= TASK BRIEF =
Examine the material below. Gather every line in which the string "Cube" appears.

──────

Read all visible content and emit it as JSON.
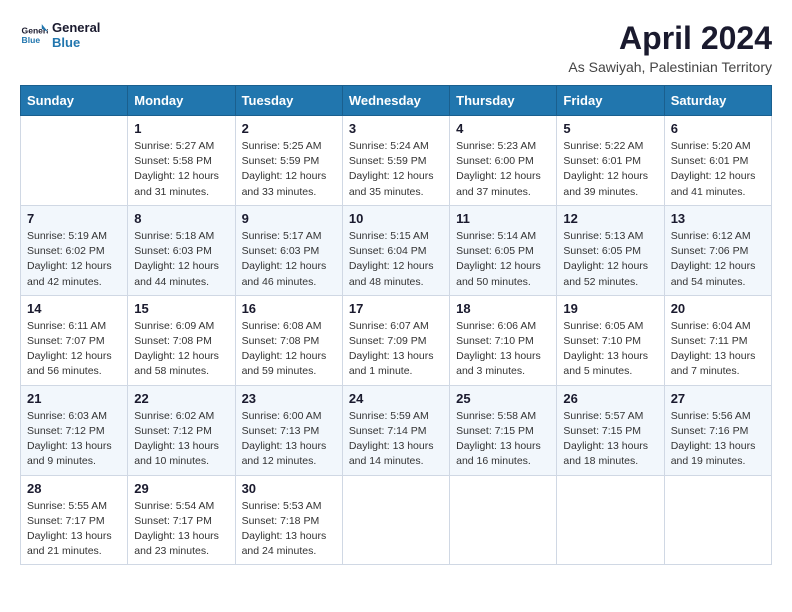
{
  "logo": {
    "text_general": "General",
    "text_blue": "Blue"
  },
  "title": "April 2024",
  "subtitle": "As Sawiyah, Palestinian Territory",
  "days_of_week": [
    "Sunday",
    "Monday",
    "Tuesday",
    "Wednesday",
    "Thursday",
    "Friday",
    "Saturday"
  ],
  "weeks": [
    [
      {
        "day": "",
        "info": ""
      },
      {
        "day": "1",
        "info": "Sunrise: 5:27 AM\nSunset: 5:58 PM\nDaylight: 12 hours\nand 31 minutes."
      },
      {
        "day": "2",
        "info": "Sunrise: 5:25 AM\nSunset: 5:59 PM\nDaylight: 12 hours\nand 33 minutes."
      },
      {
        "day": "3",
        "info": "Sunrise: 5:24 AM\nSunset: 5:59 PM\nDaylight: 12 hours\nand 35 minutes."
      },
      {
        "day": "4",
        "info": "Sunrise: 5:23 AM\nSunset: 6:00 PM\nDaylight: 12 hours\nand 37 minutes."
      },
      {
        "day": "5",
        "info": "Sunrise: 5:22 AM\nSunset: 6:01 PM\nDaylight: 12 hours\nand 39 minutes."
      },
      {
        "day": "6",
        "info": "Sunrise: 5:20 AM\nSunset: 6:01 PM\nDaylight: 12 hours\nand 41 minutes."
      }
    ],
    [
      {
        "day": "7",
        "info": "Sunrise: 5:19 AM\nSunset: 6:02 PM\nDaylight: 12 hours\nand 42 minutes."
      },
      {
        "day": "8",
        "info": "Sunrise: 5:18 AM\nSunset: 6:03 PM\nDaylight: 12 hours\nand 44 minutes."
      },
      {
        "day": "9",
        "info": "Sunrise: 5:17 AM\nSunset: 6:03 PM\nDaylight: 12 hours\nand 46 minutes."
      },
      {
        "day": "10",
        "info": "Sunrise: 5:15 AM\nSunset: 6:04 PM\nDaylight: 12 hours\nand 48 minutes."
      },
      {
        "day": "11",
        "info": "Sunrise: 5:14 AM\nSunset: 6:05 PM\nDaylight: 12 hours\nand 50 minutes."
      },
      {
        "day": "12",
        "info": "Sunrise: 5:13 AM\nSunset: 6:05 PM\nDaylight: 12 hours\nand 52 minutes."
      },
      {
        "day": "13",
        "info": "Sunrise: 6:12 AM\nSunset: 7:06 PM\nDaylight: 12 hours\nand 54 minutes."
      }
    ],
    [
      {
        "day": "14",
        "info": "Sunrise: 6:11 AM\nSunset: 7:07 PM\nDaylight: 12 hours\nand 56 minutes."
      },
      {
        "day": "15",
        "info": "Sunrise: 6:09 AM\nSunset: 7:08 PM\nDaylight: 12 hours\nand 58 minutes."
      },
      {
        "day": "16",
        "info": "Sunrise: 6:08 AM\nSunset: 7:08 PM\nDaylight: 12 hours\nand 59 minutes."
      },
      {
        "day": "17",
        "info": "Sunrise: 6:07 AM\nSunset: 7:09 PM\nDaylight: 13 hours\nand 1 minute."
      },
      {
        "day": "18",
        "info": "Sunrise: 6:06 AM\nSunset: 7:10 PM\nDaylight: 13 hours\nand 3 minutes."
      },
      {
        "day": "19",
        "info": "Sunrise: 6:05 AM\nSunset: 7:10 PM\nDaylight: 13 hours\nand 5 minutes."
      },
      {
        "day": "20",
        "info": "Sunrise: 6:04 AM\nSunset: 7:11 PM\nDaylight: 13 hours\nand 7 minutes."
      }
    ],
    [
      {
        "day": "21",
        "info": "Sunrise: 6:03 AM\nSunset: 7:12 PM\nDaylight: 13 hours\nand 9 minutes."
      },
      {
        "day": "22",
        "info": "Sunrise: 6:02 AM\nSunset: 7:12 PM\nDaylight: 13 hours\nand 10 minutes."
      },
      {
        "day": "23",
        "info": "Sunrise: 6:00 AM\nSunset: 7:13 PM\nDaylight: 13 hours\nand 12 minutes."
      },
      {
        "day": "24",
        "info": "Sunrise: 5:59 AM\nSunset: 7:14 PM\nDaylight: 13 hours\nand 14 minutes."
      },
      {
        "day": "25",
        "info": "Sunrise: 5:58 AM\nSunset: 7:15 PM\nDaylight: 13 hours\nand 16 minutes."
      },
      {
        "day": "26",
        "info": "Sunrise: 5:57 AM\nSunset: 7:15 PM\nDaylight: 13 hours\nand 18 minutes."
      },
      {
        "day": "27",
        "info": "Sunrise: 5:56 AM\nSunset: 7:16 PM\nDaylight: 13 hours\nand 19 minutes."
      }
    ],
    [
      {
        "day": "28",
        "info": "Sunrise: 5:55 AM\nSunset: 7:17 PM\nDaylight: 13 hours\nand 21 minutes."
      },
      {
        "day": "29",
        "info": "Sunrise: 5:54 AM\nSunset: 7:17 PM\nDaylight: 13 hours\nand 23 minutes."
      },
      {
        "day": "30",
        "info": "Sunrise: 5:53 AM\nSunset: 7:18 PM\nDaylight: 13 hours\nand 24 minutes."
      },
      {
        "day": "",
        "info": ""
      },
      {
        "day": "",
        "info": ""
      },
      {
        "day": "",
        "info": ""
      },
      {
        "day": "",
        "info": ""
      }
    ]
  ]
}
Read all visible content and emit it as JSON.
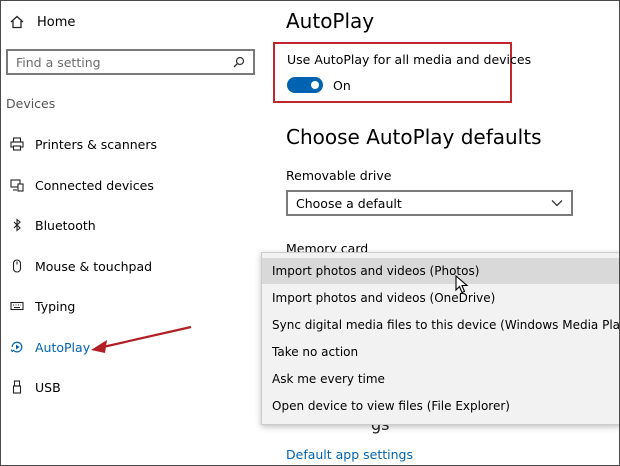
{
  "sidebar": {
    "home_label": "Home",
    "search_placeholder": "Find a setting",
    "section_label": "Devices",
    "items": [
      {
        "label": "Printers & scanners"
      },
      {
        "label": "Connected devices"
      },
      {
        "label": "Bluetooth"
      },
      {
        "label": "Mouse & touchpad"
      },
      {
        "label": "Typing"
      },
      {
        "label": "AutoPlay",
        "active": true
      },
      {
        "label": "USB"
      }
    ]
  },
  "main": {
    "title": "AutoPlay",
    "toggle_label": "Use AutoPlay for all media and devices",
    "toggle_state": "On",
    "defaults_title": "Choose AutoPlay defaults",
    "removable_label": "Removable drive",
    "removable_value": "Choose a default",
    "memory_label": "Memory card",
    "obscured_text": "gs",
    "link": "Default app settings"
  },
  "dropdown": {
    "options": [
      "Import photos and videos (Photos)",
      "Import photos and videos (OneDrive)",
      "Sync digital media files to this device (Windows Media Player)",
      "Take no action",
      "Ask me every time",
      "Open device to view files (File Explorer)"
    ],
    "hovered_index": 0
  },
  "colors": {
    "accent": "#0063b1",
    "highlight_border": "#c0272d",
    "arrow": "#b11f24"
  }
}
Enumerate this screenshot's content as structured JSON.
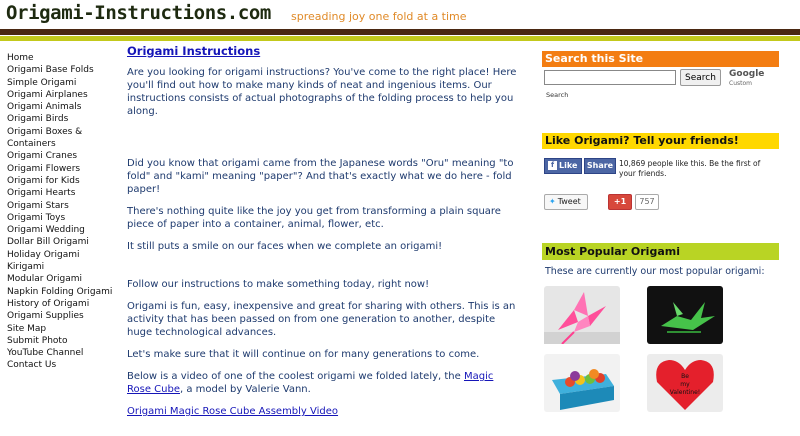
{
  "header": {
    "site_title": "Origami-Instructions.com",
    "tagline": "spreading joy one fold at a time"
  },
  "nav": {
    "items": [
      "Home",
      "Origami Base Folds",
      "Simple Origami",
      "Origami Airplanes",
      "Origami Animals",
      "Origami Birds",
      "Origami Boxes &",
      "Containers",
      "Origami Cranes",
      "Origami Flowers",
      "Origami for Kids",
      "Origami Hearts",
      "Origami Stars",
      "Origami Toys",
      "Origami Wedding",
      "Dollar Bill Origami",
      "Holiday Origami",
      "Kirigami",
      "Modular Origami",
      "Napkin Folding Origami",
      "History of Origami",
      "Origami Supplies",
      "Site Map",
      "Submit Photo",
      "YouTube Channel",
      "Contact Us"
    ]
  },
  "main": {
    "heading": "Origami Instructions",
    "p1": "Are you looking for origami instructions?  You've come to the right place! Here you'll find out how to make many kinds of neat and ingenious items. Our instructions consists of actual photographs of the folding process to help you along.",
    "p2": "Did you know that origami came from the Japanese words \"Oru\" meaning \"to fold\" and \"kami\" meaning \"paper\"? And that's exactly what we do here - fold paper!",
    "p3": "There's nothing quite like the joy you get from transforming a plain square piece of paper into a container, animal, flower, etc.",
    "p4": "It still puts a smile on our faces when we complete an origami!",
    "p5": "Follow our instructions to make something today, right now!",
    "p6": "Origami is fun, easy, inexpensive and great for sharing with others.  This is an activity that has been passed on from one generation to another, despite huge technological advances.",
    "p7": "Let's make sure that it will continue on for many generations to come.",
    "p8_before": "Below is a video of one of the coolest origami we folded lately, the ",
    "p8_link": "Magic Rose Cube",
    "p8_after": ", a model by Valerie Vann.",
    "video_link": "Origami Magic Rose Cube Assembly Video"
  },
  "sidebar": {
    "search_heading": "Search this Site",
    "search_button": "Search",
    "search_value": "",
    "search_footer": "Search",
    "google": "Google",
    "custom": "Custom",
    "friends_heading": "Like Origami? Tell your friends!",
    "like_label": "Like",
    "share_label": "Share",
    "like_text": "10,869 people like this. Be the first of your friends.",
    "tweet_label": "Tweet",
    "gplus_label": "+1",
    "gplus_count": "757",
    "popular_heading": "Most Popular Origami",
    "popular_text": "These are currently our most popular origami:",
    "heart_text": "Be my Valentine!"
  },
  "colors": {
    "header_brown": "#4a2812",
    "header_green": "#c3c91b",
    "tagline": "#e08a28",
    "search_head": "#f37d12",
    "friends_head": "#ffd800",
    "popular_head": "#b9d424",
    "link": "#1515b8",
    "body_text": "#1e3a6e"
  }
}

──────

= EXERCISE RESPONSE =
    "p8_link": "Magic Rose Cube",
    "video_link": "Origami Magic Rose Cube Assembly Video"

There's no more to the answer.